[Records from a collection]

## begin

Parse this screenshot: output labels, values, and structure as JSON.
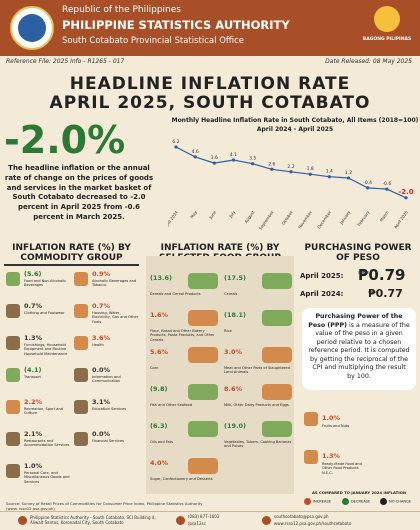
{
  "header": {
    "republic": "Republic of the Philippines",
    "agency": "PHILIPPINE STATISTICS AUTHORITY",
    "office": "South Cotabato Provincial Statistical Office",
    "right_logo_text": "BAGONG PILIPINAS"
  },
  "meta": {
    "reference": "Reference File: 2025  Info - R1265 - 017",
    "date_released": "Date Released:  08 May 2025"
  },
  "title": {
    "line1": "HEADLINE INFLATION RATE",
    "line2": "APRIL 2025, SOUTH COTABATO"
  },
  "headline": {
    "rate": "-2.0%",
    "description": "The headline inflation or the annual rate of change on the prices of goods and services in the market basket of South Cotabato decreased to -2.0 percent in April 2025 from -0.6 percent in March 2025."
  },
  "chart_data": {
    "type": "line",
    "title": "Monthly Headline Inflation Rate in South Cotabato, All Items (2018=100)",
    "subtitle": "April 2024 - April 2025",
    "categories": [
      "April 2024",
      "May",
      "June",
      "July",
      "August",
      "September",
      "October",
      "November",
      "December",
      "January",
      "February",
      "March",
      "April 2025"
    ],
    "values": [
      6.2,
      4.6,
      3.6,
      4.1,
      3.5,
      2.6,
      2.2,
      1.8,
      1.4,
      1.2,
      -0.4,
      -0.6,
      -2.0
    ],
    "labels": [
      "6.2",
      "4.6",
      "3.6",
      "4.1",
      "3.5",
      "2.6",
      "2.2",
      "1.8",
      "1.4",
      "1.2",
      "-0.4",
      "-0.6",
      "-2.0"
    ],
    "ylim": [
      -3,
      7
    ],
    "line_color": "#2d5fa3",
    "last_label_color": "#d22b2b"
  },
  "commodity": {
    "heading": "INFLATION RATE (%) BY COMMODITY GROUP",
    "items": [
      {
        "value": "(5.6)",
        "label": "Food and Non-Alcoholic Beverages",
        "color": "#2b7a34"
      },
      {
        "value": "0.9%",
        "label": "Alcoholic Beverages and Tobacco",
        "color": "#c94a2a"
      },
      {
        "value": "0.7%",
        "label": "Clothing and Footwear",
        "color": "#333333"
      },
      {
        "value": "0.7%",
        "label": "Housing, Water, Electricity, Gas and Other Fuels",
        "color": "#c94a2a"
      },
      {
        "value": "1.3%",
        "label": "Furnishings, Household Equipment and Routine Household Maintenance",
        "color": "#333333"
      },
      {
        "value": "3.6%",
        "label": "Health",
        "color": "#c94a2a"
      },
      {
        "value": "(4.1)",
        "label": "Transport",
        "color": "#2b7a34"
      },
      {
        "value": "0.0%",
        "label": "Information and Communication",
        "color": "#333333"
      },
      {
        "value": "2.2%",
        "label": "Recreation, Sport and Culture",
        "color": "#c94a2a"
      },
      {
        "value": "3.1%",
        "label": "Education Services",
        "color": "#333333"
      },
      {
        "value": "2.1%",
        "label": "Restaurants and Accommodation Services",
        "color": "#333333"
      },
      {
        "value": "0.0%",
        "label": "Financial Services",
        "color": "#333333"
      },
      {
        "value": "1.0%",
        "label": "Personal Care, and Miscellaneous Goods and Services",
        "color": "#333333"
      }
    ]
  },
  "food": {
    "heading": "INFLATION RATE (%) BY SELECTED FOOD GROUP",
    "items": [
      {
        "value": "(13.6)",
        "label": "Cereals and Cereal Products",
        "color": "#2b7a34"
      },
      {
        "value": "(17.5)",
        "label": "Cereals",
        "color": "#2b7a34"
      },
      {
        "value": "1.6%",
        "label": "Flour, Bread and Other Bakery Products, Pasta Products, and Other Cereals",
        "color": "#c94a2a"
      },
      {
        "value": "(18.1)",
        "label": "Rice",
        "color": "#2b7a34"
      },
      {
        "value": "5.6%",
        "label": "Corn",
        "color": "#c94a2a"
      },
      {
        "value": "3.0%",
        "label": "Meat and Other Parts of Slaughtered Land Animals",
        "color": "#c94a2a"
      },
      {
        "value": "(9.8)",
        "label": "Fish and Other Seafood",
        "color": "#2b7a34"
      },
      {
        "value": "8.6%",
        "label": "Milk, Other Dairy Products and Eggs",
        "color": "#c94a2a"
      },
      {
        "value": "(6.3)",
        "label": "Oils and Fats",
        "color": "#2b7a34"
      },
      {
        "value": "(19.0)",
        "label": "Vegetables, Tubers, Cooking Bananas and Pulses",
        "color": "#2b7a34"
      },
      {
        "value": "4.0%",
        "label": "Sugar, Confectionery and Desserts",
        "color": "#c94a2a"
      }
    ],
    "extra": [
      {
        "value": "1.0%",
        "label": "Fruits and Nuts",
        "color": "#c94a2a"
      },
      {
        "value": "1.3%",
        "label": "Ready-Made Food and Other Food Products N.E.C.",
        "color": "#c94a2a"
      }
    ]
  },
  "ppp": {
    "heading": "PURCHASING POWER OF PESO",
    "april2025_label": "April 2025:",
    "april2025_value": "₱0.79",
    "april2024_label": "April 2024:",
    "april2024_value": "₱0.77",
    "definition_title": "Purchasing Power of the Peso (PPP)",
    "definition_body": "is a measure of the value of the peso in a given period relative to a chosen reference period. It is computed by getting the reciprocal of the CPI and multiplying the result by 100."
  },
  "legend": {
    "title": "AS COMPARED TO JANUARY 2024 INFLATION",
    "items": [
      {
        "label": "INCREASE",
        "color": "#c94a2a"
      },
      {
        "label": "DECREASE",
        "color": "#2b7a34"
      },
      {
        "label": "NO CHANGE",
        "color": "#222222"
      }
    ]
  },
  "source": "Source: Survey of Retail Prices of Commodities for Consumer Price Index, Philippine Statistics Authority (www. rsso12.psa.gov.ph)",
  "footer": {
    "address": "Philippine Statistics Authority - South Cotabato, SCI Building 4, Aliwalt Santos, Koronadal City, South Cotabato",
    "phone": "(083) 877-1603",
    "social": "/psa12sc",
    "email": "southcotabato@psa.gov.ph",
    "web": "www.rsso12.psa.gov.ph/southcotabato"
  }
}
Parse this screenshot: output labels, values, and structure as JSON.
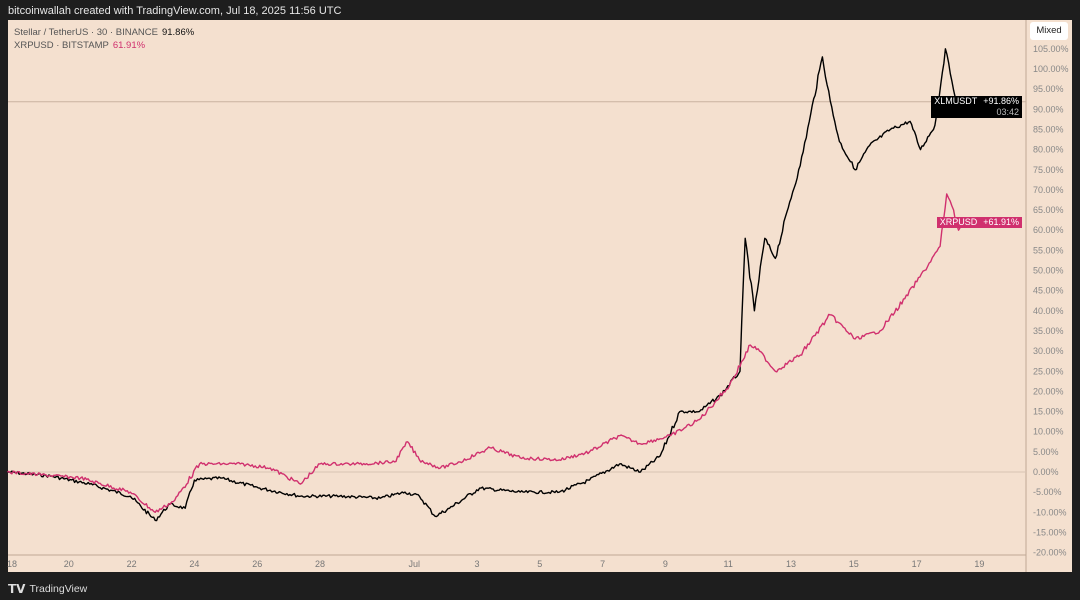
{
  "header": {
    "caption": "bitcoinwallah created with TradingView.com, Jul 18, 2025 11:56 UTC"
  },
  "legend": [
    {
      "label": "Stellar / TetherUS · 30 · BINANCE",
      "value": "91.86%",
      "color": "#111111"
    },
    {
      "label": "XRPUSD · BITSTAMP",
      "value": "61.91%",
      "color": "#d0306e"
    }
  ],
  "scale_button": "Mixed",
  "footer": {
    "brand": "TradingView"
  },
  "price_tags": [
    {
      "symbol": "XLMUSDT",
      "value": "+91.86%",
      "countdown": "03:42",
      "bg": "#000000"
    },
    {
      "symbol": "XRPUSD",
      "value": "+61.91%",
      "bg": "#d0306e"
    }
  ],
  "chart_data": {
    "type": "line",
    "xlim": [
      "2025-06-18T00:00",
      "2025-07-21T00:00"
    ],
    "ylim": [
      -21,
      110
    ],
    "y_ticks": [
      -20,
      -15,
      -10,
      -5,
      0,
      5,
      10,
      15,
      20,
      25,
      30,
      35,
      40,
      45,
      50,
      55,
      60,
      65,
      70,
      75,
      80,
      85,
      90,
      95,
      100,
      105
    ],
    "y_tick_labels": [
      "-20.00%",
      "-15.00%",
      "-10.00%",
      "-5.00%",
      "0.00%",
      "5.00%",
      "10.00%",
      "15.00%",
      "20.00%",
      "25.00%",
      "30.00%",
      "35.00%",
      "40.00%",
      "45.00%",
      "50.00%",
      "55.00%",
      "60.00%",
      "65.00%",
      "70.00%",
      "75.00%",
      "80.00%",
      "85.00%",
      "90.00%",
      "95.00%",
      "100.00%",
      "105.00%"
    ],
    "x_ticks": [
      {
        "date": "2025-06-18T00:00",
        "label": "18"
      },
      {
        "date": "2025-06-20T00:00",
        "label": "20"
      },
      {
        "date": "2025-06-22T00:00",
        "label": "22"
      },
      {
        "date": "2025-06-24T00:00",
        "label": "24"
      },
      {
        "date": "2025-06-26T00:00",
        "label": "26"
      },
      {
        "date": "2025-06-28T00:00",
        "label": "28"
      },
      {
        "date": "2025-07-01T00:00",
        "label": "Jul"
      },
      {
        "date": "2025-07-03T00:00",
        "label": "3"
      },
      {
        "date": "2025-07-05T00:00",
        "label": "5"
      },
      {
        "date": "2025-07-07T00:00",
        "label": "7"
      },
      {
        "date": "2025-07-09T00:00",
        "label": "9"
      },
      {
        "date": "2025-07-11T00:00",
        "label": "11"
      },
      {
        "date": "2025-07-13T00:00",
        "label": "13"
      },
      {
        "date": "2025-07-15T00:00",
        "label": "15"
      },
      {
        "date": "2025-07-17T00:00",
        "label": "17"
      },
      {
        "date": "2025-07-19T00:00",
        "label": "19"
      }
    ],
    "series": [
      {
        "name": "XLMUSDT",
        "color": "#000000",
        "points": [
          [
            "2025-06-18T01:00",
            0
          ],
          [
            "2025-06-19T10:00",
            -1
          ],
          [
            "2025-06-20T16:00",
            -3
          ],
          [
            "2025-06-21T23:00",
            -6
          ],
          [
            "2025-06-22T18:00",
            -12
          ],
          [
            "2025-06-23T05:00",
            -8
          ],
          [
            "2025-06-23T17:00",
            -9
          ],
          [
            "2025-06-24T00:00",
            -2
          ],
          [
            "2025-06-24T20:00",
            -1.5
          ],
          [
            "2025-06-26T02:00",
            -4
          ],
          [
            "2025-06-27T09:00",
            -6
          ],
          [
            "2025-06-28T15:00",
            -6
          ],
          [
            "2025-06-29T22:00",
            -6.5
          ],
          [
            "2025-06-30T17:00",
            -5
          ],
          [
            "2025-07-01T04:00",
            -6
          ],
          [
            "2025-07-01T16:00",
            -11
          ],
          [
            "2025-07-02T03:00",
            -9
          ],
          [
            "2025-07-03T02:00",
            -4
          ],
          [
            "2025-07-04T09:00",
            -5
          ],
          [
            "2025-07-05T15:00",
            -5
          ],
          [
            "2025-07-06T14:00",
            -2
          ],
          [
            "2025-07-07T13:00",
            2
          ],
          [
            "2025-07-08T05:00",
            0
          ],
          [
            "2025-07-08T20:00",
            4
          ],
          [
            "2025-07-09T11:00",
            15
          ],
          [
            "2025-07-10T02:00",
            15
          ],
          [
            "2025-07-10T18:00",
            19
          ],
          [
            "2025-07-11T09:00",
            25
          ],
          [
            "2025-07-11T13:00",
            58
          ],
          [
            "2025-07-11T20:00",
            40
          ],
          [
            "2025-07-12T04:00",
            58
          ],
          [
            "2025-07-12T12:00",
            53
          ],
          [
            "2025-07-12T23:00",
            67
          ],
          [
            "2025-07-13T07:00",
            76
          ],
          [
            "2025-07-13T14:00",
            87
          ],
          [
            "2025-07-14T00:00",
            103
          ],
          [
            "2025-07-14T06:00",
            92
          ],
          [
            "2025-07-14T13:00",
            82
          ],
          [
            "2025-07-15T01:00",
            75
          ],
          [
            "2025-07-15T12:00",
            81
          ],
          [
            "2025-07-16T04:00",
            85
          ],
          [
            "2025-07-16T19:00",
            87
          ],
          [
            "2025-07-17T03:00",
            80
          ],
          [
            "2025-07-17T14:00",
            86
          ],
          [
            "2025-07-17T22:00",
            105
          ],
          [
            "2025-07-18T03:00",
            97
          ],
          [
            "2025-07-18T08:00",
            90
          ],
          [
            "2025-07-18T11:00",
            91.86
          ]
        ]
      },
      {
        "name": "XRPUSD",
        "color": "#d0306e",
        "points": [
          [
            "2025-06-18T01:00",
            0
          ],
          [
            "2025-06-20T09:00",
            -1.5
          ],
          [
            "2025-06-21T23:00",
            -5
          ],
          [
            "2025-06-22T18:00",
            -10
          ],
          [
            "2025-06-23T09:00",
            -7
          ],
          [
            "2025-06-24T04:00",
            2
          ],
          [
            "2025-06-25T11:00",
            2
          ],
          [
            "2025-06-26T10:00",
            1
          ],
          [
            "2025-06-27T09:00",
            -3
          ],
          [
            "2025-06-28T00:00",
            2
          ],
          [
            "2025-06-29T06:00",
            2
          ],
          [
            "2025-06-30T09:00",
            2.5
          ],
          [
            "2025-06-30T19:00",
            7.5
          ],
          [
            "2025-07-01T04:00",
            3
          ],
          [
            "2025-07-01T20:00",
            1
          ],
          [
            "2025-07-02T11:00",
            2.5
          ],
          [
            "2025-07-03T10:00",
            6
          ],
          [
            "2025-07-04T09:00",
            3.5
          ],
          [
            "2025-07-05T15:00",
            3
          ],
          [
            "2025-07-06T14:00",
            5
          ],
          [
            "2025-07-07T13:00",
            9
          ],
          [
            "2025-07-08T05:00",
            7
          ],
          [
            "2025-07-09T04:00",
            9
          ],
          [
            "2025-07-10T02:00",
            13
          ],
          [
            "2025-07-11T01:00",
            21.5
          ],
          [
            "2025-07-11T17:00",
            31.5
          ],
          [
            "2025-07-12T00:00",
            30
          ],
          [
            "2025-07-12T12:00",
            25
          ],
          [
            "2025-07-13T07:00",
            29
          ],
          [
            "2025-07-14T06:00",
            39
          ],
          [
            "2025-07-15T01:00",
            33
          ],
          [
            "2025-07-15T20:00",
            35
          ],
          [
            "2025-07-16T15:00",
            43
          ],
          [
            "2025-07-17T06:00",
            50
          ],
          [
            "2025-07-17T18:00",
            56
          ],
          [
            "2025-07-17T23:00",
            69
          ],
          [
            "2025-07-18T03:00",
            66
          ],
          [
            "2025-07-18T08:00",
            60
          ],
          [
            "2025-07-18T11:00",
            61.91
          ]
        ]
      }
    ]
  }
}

## end

* Given request
Whenever "XRPUSD" turns up in a line, pick that line out.

* The reply
      "label": "XRPUSD · BITSTAMP",
      "symbol": "XRPUSD",
        "name": "XRPUSD",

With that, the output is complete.